[START OF EXTRACTED DATA]
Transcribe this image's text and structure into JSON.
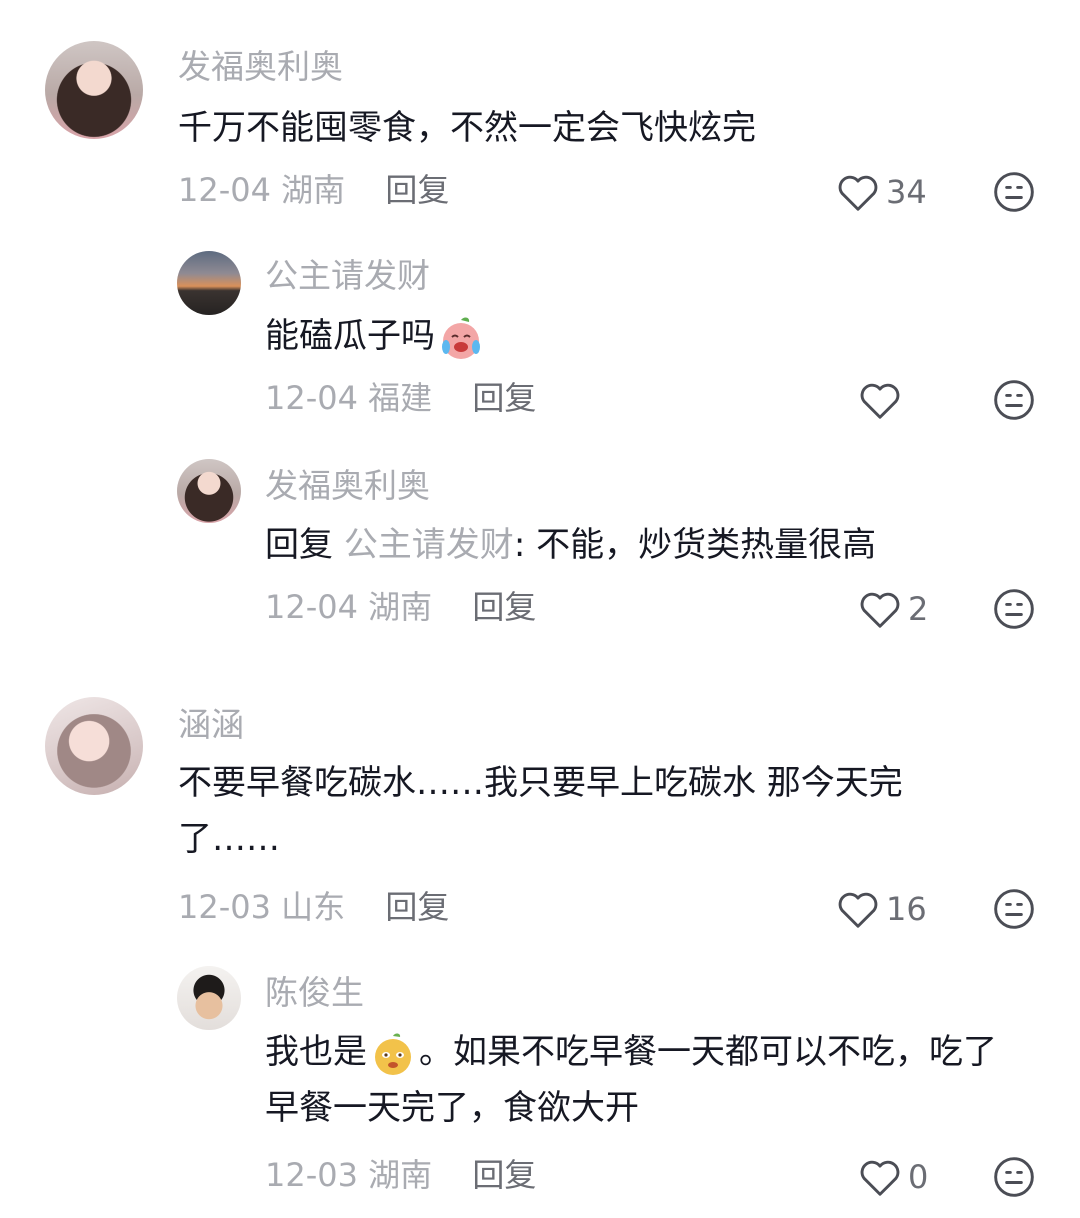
{
  "comments": [
    {
      "name": "发福奥利奥",
      "text": "千万不能囤零食，不然一定会飞快炫完",
      "date": "12-04",
      "location": "湖南",
      "reply_label": "回复",
      "likes": "34"
    },
    {
      "name": "公主请发财",
      "text": "能磕瓜子吗",
      "emoji": "laughing-tears-emoji",
      "date": "12-04",
      "location": "福建",
      "reply_label": "回复",
      "likes": ""
    },
    {
      "name": "发福奥利奥",
      "reply_prefix": "回复 ",
      "mention": "公主请发财",
      "text": ": 不能，炒货类热量很高",
      "date": "12-04",
      "location": "湖南",
      "reply_label": "回复",
      "likes": "2"
    },
    {
      "name": "涵涵",
      "text": "不要早餐吃碳水……我只要早上吃碳水 那今天完了……",
      "date": "12-03",
      "location": "山东",
      "reply_label": "回复",
      "likes": "16"
    },
    {
      "name": "陈俊生",
      "text_before": "我也是",
      "emoji": "smug-face-emoji",
      "text_after": "。如果不吃早餐一天都可以不吃，吃了早餐一天完了，食欲大开",
      "date": "12-03",
      "location": "湖南",
      "reply_label": "回复",
      "likes": "0"
    }
  ],
  "icons": {
    "like": "heart-outline-icon",
    "dislike": "neutral-face-icon"
  },
  "colors": {
    "text": "#161823",
    "muted": "#a9abb1",
    "reply": "#6b6d74"
  }
}
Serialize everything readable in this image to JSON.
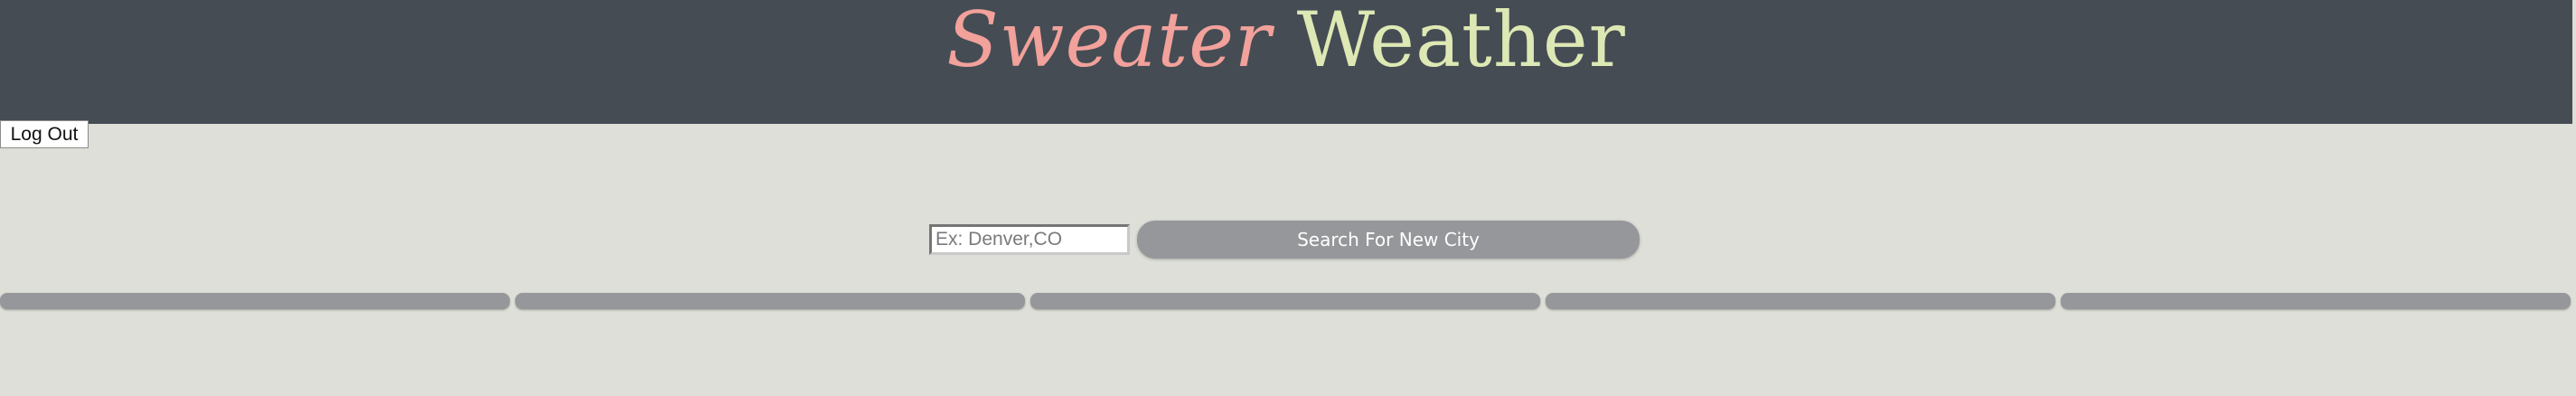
[END OF EXTRACTED DATA]
Write out the full set of lines verbatim, without the pictures.

Transcribe this image's text and structure into JSON.
{
  "comments": [
    {
      "name": "发福奥利奥",
      "text": "千万不能囤零食，不然一定会飞快炫完",
      "date": "12-04",
      "location": "湖南",
      "reply_label": "回复",
      "likes": "34"
    },
    {
      "name": "公主请发财",
      "text": "能磕瓜子吗",
      "emoji": "laughing-tears-emoji",
      "date": "12-04",
      "location": "福建",
      "reply_label": "回复",
      "likes": ""
    },
    {
      "name": "发福奥利奥",
      "reply_prefix": "回复 ",
      "mention": "公主请发财",
      "text": ": 不能，炒货类热量很高",
      "date": "12-04",
      "location": "湖南",
      "reply_label": "回复",
      "likes": "2"
    },
    {
      "name": "涵涵",
      "text": "不要早餐吃碳水……我只要早上吃碳水 那今天完了……",
      "date": "12-03",
      "location": "山东",
      "reply_label": "回复",
      "likes": "16"
    },
    {
      "name": "陈俊生",
      "text_before": "我也是",
      "emoji": "smug-face-emoji",
      "text_after": "。如果不吃早餐一天都可以不吃，吃了早餐一天完了，食欲大开",
      "date": "12-03",
      "location": "湖南",
      "reply_label": "回复",
      "likes": "0"
    }
  ],
  "icons": {
    "like": "heart-outline-icon",
    "dislike": "neutral-face-icon"
  },
  "colors": {
    "text": "#161823",
    "muted": "#a9abb1",
    "reply": "#6b6d74"
  }
}
Serialize everything readable in this image to JSON.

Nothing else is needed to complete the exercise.